(Part of a data file)

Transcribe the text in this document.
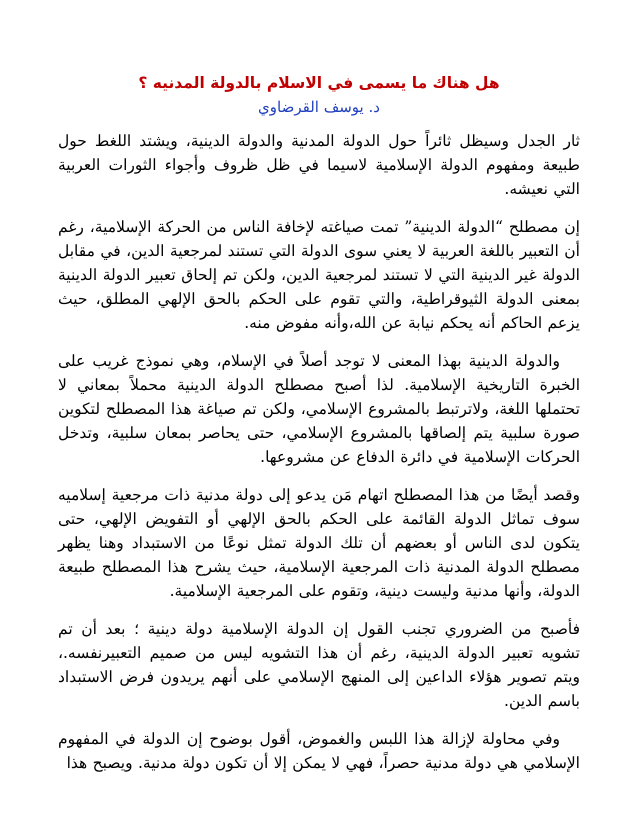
هل هناك ما يسمى في الاسلام بالدولة المدنيه ؟
د. يوسف القرضاوي

ثار الجدل وسيظل ثائراً حول الدولة المدنية والدولة الدينية، ويشتد اللغط حول طبيعة ومفهوم الدولة الإسلامية لاسيما في ظل ظروف وأجواء الثورات العربية التي نعيشه.

إن مصطلح “الدولة الدينية” تمت صياغته لإخافة الناس من الحركة الإسلامية، رغم أن التعبير باللغة العربية لا يعني سوى الدولة التي تستند لمرجعية الدين، في مقابل الدولة غير الدينية التي لا تستند لمرجعية الدين، ولكن تم إلحاق تعبير الدولة الدينية بمعنى الدولة الثيوقراطية، والتي تقوم على الحكم بالحق الإلهي المطلق، حيث يزعم الحاكم أنه يحكم نيابة عن الله،وأنه مفوض منه.

والدولة الدينية بهذا المعنى لا توجد أصلاً في الإسلام، وهي نموذج غريب على الخبرة التاريخية الإسلامية. لذا أصبح مصطلح الدولة الدينية محملاً بمعاني لا تحتملها اللغة، ولاترتبط بالمشروع الإسلامي، ولكن تم صياغة هذا المصطلح لتكوين صورة سلبية يتم إلصاقها بالمشروع الإسلامي، حتى يحاصر بمعان سلبية، وتدخل الحركات الإسلامية في دائرة الدفاع عن مشروعها.

وقصد أيضًا من هذا المصطلح اتهام مَن يدعو إلى دولة مدنية ذات مرجعية إسلاميه سوف تماثل الدولة القائمة على الحكم بالحق الإلهي أو التفويض الإلهي، حتى يتكون لدى الناس أو بعضهم أن تلك الدولة تمثل نوعًا من الاستبداد وهنا يظهر مصطلح الدولة المدنية ذات المرجعية الإسلامية، حيث يشرح هذا المصطلح طبيعة الدولة، وأنها مدنية وليست دينية، وتقوم على المرجعية الإسلامية.

فأصبح من الضروري تجنب القول إن الدولة الإسلامية دولة دينية ؛ بعد أن تم تشويه تعبير الدولة الدينية، رغم أن هذا التشويه ليس من صميم التعبيرنفسه.، ويتم تصوير هؤلاء الداعين إلى المنهج الإسلامي على أنهم يريدون فرض الاستبداد باسم الدين.

وفي محاولة لإزالة هذا اللبس والغموض، أقول بوضوح إن الدولة في المفهوم الإسلامي هي دولة مدنية حصراً، فهي لا يمكن إلا أن تكون دولة مدنية. ويصبح هذا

Task to carry out » Select and copy each line from the data that includes the word "الإلهي".

Solution to this task »
إن مصطلح “الدولة الدينية” تمت صياغته لإخافة الناس من الحركة الإسلامية، رغم أن التعبير باللغة العربية لا يعني سوى الدولة التي تستند لمرجعية الدين، في مقابل الدولة غير الدينية التي لا تستند لمرجعية الدين، ولكن تم إلحاق تعبير الدولة الدينية بمعنى الدولة الثيوقراطية، والتي تقوم على الحكم بالحق الإلهي المطلق، حيث يزعم الحاكم أنه يحكم نيابة عن الله،وأنه مفوض منه.
وقصد أيضًا من هذا المصطلح اتهام مَن يدعو إلى دولة مدنية ذات مرجعية إسلاميه سوف تماثل الدولة القائمة على الحكم بالحق الإلهي أو التفويض الإلهي، حتى يتكون لدى الناس أو بعضهم أن تلك الدولة تمثل نوعًا من الاستبداد وهنا يظهر مصطلح الدولة المدنية ذات المرجعية الإسلامية، حيث يشرح هذا المصطلح طبيعة الدولة، وأنها مدنية وليست دينية، وتقوم على المرجعية الإسلامية.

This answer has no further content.